*WHAT THIS TASK INVOLVES*. Word for word, give the material below again, minus any images.

*EXERCISE INPUT*.
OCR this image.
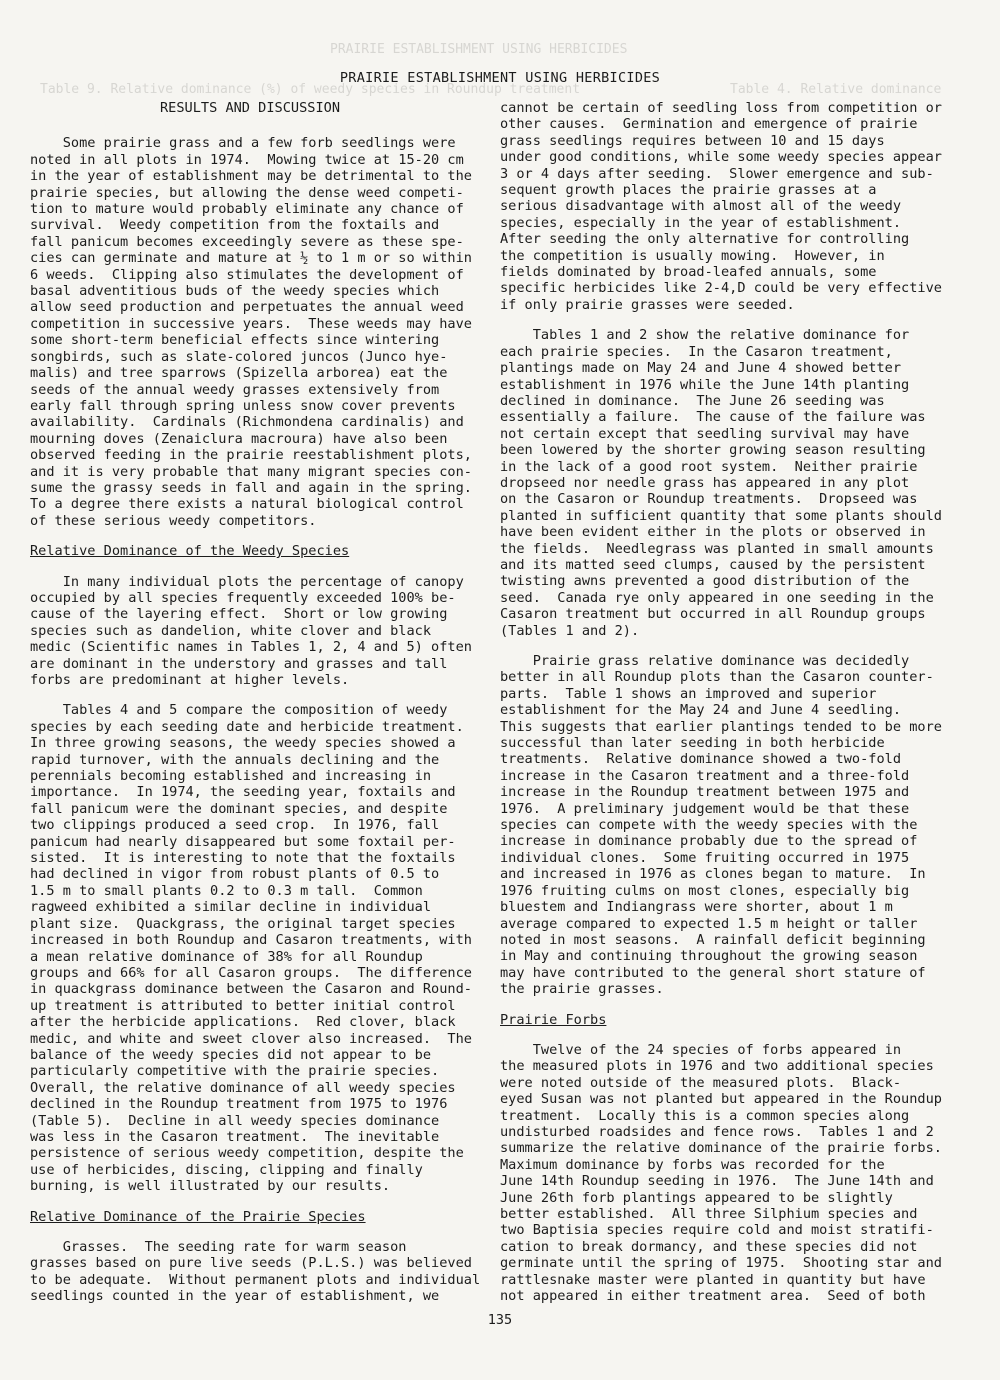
PRAIRIE ESTABLISHMENT USING HERBICIDES
Table 9. Relative dominance (%) of weedy species in Roundup treatment	Table 4. Relative dominance
PRAIRIE ESTABLISHMENT USING HERBICIDES
RESULTS AND DISCUSSION
Some prairie grass and a few forb seedlings were
noted in all plots in 1974.  Mowing twice at 15-20 cm
in the year of establishment may be detrimental to the
prairie species, but allowing the dense weed competi-
tion to mature would probably eliminate any chance of
survival.  Weedy competition from the foxtails and
fall panicum becomes exceedingly severe as these spe-
cies can germinate and mature at ½ to 1 m or so within
6 weeds.  Clipping also stimulates the development of
basal adventitious buds of the weedy species which
allow seed production and perpetuates the annual weed
competition in successive years.  These weeds may have
some short-term beneficial effects since wintering
songbirds, such as slate-colored juncos (Junco hye-
malis) and tree sparrows (Spizella arborea) eat the
seeds of the annual weedy grasses extensively from
early fall through spring unless snow cover prevents
availability.  Cardinals (Richmondena cardinalis) and
mourning doves (Zenaiclura macroura) have also been
observed feeding in the prairie reestablishment plots,
and it is very probable that many migrant species con-
sume the grassy seeds in fall and again in the spring.
To a degree there exists a natural biological control
of these serious weedy competitors.
Relative Dominance of the Weedy Species
In many individual plots the percentage of canopy
occupied by all species frequently exceeded 100% be-
cause of the layering effect.  Short or low growing
species such as dandelion, white clover and black
medic (Scientific names in Tables 1, 2, 4 and 5) often
are dominant in the understory and grasses and tall
forbs are predominant at higher levels.
Tables 4 and 5 compare the composition of weedy
species by each seeding date and herbicide treatment.
In three growing seasons, the weedy species showed a
rapid turnover, with the annuals declining and the
perennials becoming established and increasing in
importance.  In 1974, the seeding year, foxtails and
fall panicum were the dominant species, and despite
two clippings produced a seed crop.  In 1976, fall
panicum had nearly disappeared but some foxtail per-
sisted.  It is interesting to note that the foxtails
had declined in vigor from robust plants of 0.5 to
1.5 m to small plants 0.2 to 0.3 m tall.  Common
ragweed exhibited a similar decline in individual
plant size.  Quackgrass, the original target species
increased in both Roundup and Casaron treatments, with
a mean relative dominance of 38% for all Roundup
groups and 66% for all Casaron groups.  The difference
in quackgrass dominance between the Casaron and Round-
up treatment is attributed to better initial control
after the herbicide applications.  Red clover, black
medic, and white and sweet clover also increased.  The
balance of the weedy species did not appear to be
particularly competitive with the prairie species.
Overall, the relative dominance of all weedy species
declined in the Roundup treatment from 1975 to 1976
(Table 5).  Decline in all weedy species dominance
was less in the Casaron treatment.  The inevitable
persistence of serious weedy competition, despite the
use of herbicides, discing, clipping and finally
burning, is well illustrated by our results.
Relative Dominance of the Prairie Species
Grasses.  The seeding rate for warm season
grasses based on pure live seeds (P.L.S.) was believed
to be adequate.  Without permanent plots and individual
seedlings counted in the year of establishment, we
cannot be certain of seedling loss from competition or
other causes.  Germination and emergence of prairie
grass seedlings requires between 10 and 15 days
under good conditions, while some weedy species appear
3 or 4 days after seeding.  Slower emergence and sub-
sequent growth places the prairie grasses at a
serious disadvantage with almost all of the weedy
species, especially in the year of establishment.
After seeding the only alternative for controlling
the competition is usually mowing.  However, in
fields dominated by broad-leafed annuals, some
specific herbicides like 2-4,D could be very effective
if only prairie grasses were seeded.
Tables 1 and 2 show the relative dominance for
each prairie species.  In the Casaron treatment,
plantings made on May 24 and June 4 showed better
establishment in 1976 while the June 14th planting
declined in dominance.  The June 26 seeding was
essentially a failure.  The cause of the failure was
not certain except that seedling survival may have
been lowered by the shorter growing season resulting
in the lack of a good root system.  Neither prairie
dropseed nor needle grass has appeared in any plot
on the Casaron or Roundup treatments.  Dropseed was
planted in sufficient quantity that some plants should
have been evident either in the plots or observed in
the fields.  Needlegrass was planted in small amounts
and its matted seed clumps, caused by the persistent
twisting awns prevented a good distribution of the
seed.  Canada rye only appeared in one seeding in the
Casaron treatment but occurred in all Roundup groups
(Tables 1 and 2).
Prairie grass relative dominance was decidedly
better in all Roundup plots than the Casaron counter-
parts.  Table 1 shows an improved and superior
establishment for the May 24 and June 4 seedling.
This suggests that earlier plantings tended to be more
successful than later seeding in both herbicide
treatments.  Relative dominance showed a two-fold
increase in the Casaron treatment and a three-fold
increase in the Roundup treatment between 1975 and
1976.  A preliminary judgement would be that these
species can compete with the weedy species with the
increase in dominance probably due to the spread of
individual clones.  Some fruiting occurred in 1975
and increased in 1976 as clones began to mature.  In
1976 fruiting culms on most clones, especially big
bluestem and Indiangrass were shorter, about 1 m
average compared to expected 1.5 m height or taller
noted in most seasons.  A rainfall deficit beginning
in May and continuing throughout the growing season
may have contributed to the general short stature of
the prairie grasses.
Prairie Forbs
Twelve of the 24 species of forbs appeared in
the measured plots in 1976 and two additional species
were noted outside of the measured plots.  Black-
eyed Susan was not planted but appeared in the Roundup
treatment.  Locally this is a common species along
undisturbed roadsides and fence rows.  Tables 1 and 2
summarize the relative dominance of the prairie forbs.
Maximum dominance by forbs was recorded for the
June 14th Roundup seeding in 1976.  The June 14th and
June 26th forb plantings appeared to be slightly
better established.  All three Silphium species and
two Baptisia species require cold and moist stratifi-
cation to break dormancy, and these species did not
germinate until the spring of 1975.  Shooting star and
rattlesnake master were planted in quantity but have
not appeared in either treatment area.  Seed of both
135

*RESPONSE TO THE TASK*.
OCR this image.
PRAIRIE ESTABLISHMENT USING HERBICIDES
Table 9. Relative dominance (%) of weedy species in Roundup treatment	Table 4. Relative dominance
PRAIRIE ESTABLISHMENT USING HERBICIDES
RESULTS AND DISCUSSION
Some prairie grass and a few forb seedlings were
noted in all plots in 1974.  Mowing twice at 15-20 cm
in the year of establishment may be detrimental to the
prairie species, but allowing the dense weed competi-
tion to mature would probably eliminate any chance of
survival.  Weedy competition from the foxtails and
fall panicum becomes exceedingly severe as these spe-
cies can germinate and mature at ½ to 1 m or so within
6 weeds.  Clipping also stimulates the development of
basal adventitious buds of the weedy species which
allow seed production and perpetuates the annual weed
competition in successive years.  These weeds may have
some short-term beneficial effects since wintering
songbirds, such as slate-colored juncos (Junco hye-
malis) and tree sparrows (Spizella arborea) eat the
seeds of the annual weedy grasses extensively from
early fall through spring unless snow cover prevents
availability.  Cardinals (Richmondena cardinalis) and
mourning doves (Zenaiclura macroura) have also been
observed feeding in the prairie reestablishment plots,
and it is very probable that many migrant species con-
sume the grassy seeds in fall and again in the spring.
To a degree there exists a natural biological control
of these serious weedy competitors.
Relative Dominance of the Weedy Species
In many individual plots the percentage of canopy
occupied by all species frequently exceeded 100% be-
cause of the layering effect.  Short or low growing
species such as dandelion, white clover and black
medic (Scientific names in Tables 1, 2, 4 and 5) often
are dominant in the understory and grasses and tall
forbs are predominant at higher levels.
Tables 4 and 5 compare the composition of weedy
species by each seeding date and herbicide treatment.
In three growing seasons, the weedy species showed a
rapid turnover, with the annuals declining and the
perennials becoming established and increasing in
importance.  In 1974, the seeding year, foxtails and
fall panicum were the dominant species, and despite
two clippings produced a seed crop.  In 1976, fall
panicum had nearly disappeared but some foxtail per-
sisted.  It is interesting to note that the foxtails
had declined in vigor from robust plants of 0.5 to
1.5 m to small plants 0.2 to 0.3 m tall.  Common
ragweed exhibited a similar decline in individual
plant size.  Quackgrass, the original target species
increased in both Roundup and Casaron treatments, with
a mean relative dominance of 38% for all Roundup
groups and 66% for all Casaron groups.  The difference
in quackgrass dominance between the Casaron and Round-
up treatment is attributed to better initial control
after the herbicide applications.  Red clover, black
medic, and white and sweet clover also increased.  The
balance of the weedy species did not appear to be
particularly competitive with the prairie species.
Overall, the relative dominance of all weedy species
declined in the Roundup treatment from 1975 to 1976
(Table 5).  Decline in all weedy species dominance
was less in the Casaron treatment.  The inevitable
persistence of serious weedy competition, despite the
use of herbicides, discing, clipping and finally
burning, is well illustrated by our results.
Relative Dominance of the Prairie Species
Grasses.  The seeding rate for warm season
grasses based on pure live seeds (P.L.S.) was believed
to be adequate.  Without permanent plots and individual
seedlings counted in the year of establishment, we
cannot be certain of seedling loss from competition or
other causes.  Germination and emergence of prairie
grass seedlings requires between 10 and 15 days
under good conditions, while some weedy species appear
3 or 4 days after seeding.  Slower emergence and sub-
sequent growth places the prairie grasses at a
serious disadvantage with almost all of the weedy
species, especially in the year of establishment.
After seeding the only alternative for controlling
the competition is usually mowing.  However, in
fields dominated by broad-leafed annuals, some
specific herbicides like 2-4,D could be very effective
if only prairie grasses were seeded.
Tables 1 and 2 show the relative dominance for
each prairie species.  In the Casaron treatment,
plantings made on May 24 and June 4 showed better
establishment in 1976 while the June 14th planting
declined in dominance.  The June 26 seeding was
essentially a failure.  The cause of the failure was
not certain except that seedling survival may have
been lowered by the shorter growing season resulting
in the lack of a good root system.  Neither prairie
dropseed nor needle grass has appeared in any plot
on the Casaron or Roundup treatments.  Dropseed was
planted in sufficient quantity that some plants should
have been evident either in the plots or observed in
the fields.  Needlegrass was planted in small amounts
and its matted seed clumps, caused by the persistent
twisting awns prevented a good distribution of the
seed.  Canada rye only appeared in one seeding in the
Casaron treatment but occurred in all Roundup groups
(Tables 1 and 2).
Prairie grass relative dominance was decidedly
better in all Roundup plots than the Casaron counter-
parts.  Table 1 shows an improved and superior
establishment for the May 24 and June 4 seedling.
This suggests that earlier plantings tended to be more
successful than later seeding in both herbicide
treatments.  Relative dominance showed a two-fold
increase in the Casaron treatment and a three-fold
increase in the Roundup treatment between 1975 and
1976.  A preliminary judgement would be that these
species can compete with the weedy species with the
increase in dominance probably due to the spread of
individual clones.  Some fruiting occurred in 1975
and increased in 1976 as clones began to mature.  In
1976 fruiting culms on most clones, especially big
bluestem and Indiangrass were shorter, about 1 m
average compared to expected 1.5 m height or taller
noted in most seasons.  A rainfall deficit beginning
in May and continuing throughout the growing season
may have contributed to the general short stature of
the prairie grasses.
Prairie Forbs
Twelve of the 24 species of forbs appeared in
the measured plots in 1976 and two additional species
were noted outside of the measured plots.  Black-
eyed Susan was not planted but appeared in the Roundup
treatment.  Locally this is a common species along
undisturbed roadsides and fence rows.  Tables 1 and 2
summarize the relative dominance of the prairie forbs.
Maximum dominance by forbs was recorded for the
June 14th Roundup seeding in 1976.  The June 14th and
June 26th forb plantings appeared to be slightly
better established.  All three Silphium species and
two Baptisia species require cold and moist stratifi-
cation to break dormancy, and these species did not
germinate until the spring of 1975.  Shooting star and
rattlesnake master were planted in quantity but have
not appeared in either treatment area.  Seed of both
135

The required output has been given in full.